» **Objective**
Copy each line exactly. Leave nothing out.

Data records
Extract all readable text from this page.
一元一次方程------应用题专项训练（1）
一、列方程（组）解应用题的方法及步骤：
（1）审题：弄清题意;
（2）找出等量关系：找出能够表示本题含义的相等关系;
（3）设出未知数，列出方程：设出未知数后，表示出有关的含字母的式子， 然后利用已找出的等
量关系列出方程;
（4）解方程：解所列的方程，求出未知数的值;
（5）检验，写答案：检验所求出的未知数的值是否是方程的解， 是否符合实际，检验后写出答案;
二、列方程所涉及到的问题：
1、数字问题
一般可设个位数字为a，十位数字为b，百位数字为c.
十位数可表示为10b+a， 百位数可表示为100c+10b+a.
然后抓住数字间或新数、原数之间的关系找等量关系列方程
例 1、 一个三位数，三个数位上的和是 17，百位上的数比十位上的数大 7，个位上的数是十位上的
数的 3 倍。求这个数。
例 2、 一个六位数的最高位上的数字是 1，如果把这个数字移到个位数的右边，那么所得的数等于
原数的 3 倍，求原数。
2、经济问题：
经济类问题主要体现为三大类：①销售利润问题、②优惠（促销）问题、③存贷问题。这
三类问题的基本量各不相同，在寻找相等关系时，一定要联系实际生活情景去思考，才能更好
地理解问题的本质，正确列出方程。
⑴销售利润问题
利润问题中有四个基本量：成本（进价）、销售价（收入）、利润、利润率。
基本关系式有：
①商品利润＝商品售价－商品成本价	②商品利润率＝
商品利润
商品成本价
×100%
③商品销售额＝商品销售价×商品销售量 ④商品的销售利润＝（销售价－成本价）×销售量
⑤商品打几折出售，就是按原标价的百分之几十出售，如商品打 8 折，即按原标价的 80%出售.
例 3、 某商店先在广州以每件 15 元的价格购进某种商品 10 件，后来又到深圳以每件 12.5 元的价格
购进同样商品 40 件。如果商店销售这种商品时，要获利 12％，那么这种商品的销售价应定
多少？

» **Answer in full**
Extract all readable text from this page.
一元一次方程------应用题专项训练（1）
一、列方程（组）解应用题的方法及步骤：
（1）审题：弄清题意;
（2）找出等量关系：找出能够表示本题含义的相等关系;
（3）设出未知数，列出方程：设出未知数后，表示出有关的含字母的式子， 然后利用已找出的等
量关系列出方程;
（4）解方程：解所列的方程，求出未知数的值;
（5）检验，写答案：检验所求出的未知数的值是否是方程的解， 是否符合实际，检验后写出答案;
二、列方程所涉及到的问题：
1、数字问题
一般可设个位数字为a，十位数字为b，百位数字为c.
十位数可表示为10b+a， 百位数可表示为100c+10b+a.
然后抓住数字间或新数、原数之间的关系找等量关系列方程
例 1、 一个三位数，三个数位上的和是 17，百位上的数比十位上的数大 7，个位上的数是十位上的
数的 3 倍。求这个数。
例 2、 一个六位数的最高位上的数字是 1，如果把这个数字移到个位数的右边，那么所得的数等于
原数的 3 倍，求原数。
2、经济问题：
经济类问题主要体现为三大类：①销售利润问题、②优惠（促销）问题、③存贷问题。这
三类问题的基本量各不相同，在寻找相等关系时，一定要联系实际生活情景去思考，才能更好
地理解问题的本质，正确列出方程。
⑴销售利润问题
利润问题中有四个基本量：成本（进价）、销售价（收入）、利润、利润率。
基本关系式有：
①商品利润＝商品售价－商品成本价	②商品利润率＝
商品利润
商品成本价
×100%
③商品销售额＝商品销售价×商品销售量 ④商品的销售利润＝（销售价－成本价）×销售量
⑤商品打几折出售，就是按原标价的百分之几十出售，如商品打 8 折，即按原标价的 80%出售.
例 3、 某商店先在广州以每件 15 元的价格购进某种商品 10 件，后来又到深圳以每件 12.5 元的价格
购进同样商品 40 件。如果商店销售这种商品时，要获利 12％，那么这种商品的销售价应定
多少？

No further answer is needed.